• Page text
The Quiet Love of Siblings: Brothers and Sisters in ‘The Savages’

Wendy has fantasies of setting up Lenny in bucolic quarters in the mountains of Vermont where he can live with independence and comfort. But given the level of Lenny’s dementia and their lack of resources, Wendy has to let go of those dreams and settle for the facility Jon selects, which is far more modest, in Buffalo, with costs covered by Medicare. Another director might have tried to seize the dramatic content of such a conflict, as there’s no downplaying the seriousness of what it means to provide comfort and care to the beloved elderly one’s family. Jenkins, however, brings the funny rather than the dour. When Wendy and Jon take Lenny to a high-end facility for an interview to see if his mental acuity meets their criteria for admission, Wendy attempts to coach her father into giving the correct answers to such questions as “What city are you in right now?” That Lenny doesn’t know is sad, but Wendy’s earnestness to help him cheat is, somehow, delightfully absurd. Jon gets annoyed at his sister, but recognizes the difficulty she’s having with the situation and gently lets her be.

• Work instruction
According to the essay on "The Savages," where is the facility Jon selects for Lenny, and what covers its costs?

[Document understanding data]
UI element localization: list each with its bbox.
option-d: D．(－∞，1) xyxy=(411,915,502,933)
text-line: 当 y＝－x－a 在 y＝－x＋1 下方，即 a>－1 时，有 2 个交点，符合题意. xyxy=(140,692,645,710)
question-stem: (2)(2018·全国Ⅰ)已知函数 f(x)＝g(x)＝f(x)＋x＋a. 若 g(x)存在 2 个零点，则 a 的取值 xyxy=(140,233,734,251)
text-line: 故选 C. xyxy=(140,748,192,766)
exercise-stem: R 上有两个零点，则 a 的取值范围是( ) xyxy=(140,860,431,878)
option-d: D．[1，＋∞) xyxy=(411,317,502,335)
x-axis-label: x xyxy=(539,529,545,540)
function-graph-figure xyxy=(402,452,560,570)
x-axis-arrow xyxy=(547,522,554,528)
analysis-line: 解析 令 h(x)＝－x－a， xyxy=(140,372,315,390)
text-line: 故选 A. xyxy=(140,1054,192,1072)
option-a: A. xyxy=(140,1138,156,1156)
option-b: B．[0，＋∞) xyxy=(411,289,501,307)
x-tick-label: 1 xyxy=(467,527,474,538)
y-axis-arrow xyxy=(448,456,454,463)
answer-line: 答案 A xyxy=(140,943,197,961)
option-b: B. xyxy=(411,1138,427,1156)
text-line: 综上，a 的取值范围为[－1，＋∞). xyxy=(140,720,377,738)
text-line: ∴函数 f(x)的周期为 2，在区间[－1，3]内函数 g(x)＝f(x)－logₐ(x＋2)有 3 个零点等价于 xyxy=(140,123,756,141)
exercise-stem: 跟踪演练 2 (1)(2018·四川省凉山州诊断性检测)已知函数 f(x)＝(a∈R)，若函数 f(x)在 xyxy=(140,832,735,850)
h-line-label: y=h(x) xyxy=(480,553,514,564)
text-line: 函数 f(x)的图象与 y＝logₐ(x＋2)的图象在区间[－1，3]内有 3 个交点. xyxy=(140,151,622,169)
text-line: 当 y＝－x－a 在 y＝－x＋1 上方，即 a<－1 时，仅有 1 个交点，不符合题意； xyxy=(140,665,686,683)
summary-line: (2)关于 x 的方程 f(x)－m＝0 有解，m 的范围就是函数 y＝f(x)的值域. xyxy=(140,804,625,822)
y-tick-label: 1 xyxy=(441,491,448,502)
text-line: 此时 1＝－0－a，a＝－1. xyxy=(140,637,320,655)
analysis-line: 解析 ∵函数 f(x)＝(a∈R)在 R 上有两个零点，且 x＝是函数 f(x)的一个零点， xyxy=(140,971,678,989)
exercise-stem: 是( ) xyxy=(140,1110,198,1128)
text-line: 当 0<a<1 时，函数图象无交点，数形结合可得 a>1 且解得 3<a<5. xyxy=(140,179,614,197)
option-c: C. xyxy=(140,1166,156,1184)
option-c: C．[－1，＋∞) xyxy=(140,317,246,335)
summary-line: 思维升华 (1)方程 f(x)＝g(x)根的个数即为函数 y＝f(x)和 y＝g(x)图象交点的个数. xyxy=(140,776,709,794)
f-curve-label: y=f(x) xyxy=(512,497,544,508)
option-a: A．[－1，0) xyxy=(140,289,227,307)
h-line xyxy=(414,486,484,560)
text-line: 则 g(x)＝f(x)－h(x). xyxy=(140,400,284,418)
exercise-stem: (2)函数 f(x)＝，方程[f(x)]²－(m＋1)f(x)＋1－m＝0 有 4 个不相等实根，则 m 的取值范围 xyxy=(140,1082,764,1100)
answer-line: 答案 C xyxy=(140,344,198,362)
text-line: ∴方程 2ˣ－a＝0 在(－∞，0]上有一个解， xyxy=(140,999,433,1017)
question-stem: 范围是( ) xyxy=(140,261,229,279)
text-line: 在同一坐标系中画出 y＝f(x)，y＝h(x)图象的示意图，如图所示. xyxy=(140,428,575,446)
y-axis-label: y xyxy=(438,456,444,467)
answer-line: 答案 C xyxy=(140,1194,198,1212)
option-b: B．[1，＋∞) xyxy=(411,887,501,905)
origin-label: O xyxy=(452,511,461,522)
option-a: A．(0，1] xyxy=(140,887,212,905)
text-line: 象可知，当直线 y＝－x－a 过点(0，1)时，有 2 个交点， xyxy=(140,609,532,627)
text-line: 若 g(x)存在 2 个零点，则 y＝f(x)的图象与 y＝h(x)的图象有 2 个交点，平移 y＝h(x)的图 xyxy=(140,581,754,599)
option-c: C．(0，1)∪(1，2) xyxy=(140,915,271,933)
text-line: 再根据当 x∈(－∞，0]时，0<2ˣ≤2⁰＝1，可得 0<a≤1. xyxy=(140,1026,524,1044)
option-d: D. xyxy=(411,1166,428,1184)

• Exercise result
It is in Buffalo, and Medicare covers its costs.